## Problem details
All of the entries must be reproduced exactly, with no images carried over.

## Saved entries

---------------

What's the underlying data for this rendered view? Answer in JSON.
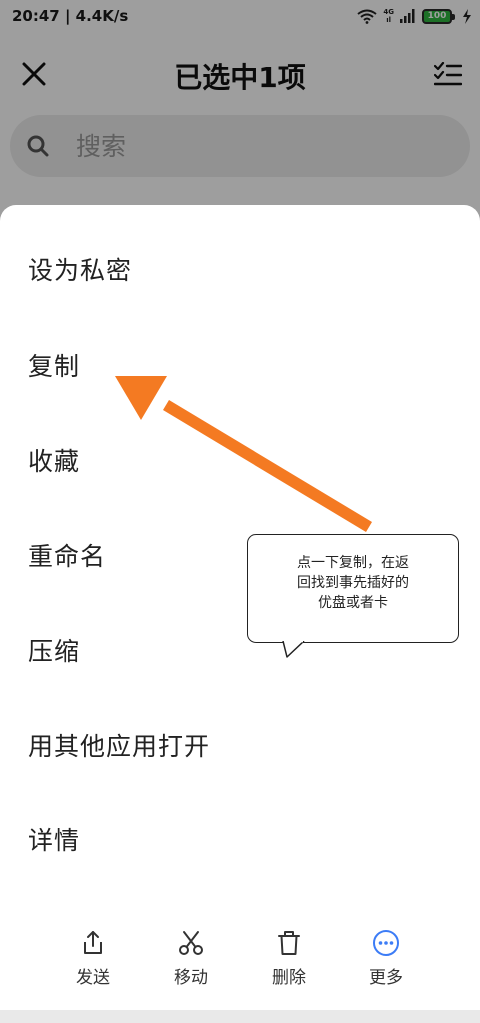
{
  "status_bar": {
    "time_speed": "20:47 | 4.4K/s",
    "network_top": "4G",
    "network_bottom": "ıl",
    "battery": "100",
    "icons": [
      "wifi-icon",
      "signal-icon",
      "battery-icon",
      "charging-icon"
    ]
  },
  "header": {
    "title": "已选中1项",
    "close_icon": "close-icon",
    "select_all_icon": "checklist-icon"
  },
  "search": {
    "placeholder": "搜索",
    "icon": "search-icon"
  },
  "menu": {
    "items": [
      {
        "label": "设为私密"
      },
      {
        "label": "复制"
      },
      {
        "label": "收藏"
      },
      {
        "label": "重命名"
      },
      {
        "label": "压缩"
      },
      {
        "label": "用其他应用打开"
      },
      {
        "label": "详情"
      }
    ]
  },
  "actions": [
    {
      "label": "发送",
      "icon": "share-icon"
    },
    {
      "label": "移动",
      "icon": "scissors-icon"
    },
    {
      "label": "删除",
      "icon": "trash-icon"
    },
    {
      "label": "更多",
      "icon": "more-icon"
    }
  ],
  "annotation": {
    "text": "点一下复制，在返\n回找到事先插好的\n优盘或者卡",
    "arrow_color": "#f47a22",
    "active_color": "#3c7cf6"
  }
}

---------------

## Result below
What's the underlying data for this rendered view? Answer in JSON.
{
  "status_bar": {
    "time_speed": "20:47 | 4.4K/s",
    "network_top": "4G",
    "network_bottom": "ıl",
    "battery": "100",
    "icons": [
      "wifi-icon",
      "signal-icon",
      "battery-icon",
      "charging-icon"
    ]
  },
  "header": {
    "title": "已选中1项",
    "close_icon": "close-icon",
    "select_all_icon": "checklist-icon"
  },
  "search": {
    "placeholder": "搜索",
    "icon": "search-icon"
  },
  "menu": {
    "items": [
      {
        "label": "设为私密"
      },
      {
        "label": "复制"
      },
      {
        "label": "收藏"
      },
      {
        "label": "重命名"
      },
      {
        "label": "压缩"
      },
      {
        "label": "用其他应用打开"
      },
      {
        "label": "详情"
      }
    ]
  },
  "actions": [
    {
      "label": "发送",
      "icon": "share-icon"
    },
    {
      "label": "移动",
      "icon": "scissors-icon"
    },
    {
      "label": "删除",
      "icon": "trash-icon"
    },
    {
      "label": "更多",
      "icon": "more-icon"
    }
  ],
  "annotation": {
    "text": "点一下复制，在返\n回找到事先插好的\n优盘或者卡",
    "arrow_color": "#f47a22",
    "active_color": "#3c7cf6"
  }
}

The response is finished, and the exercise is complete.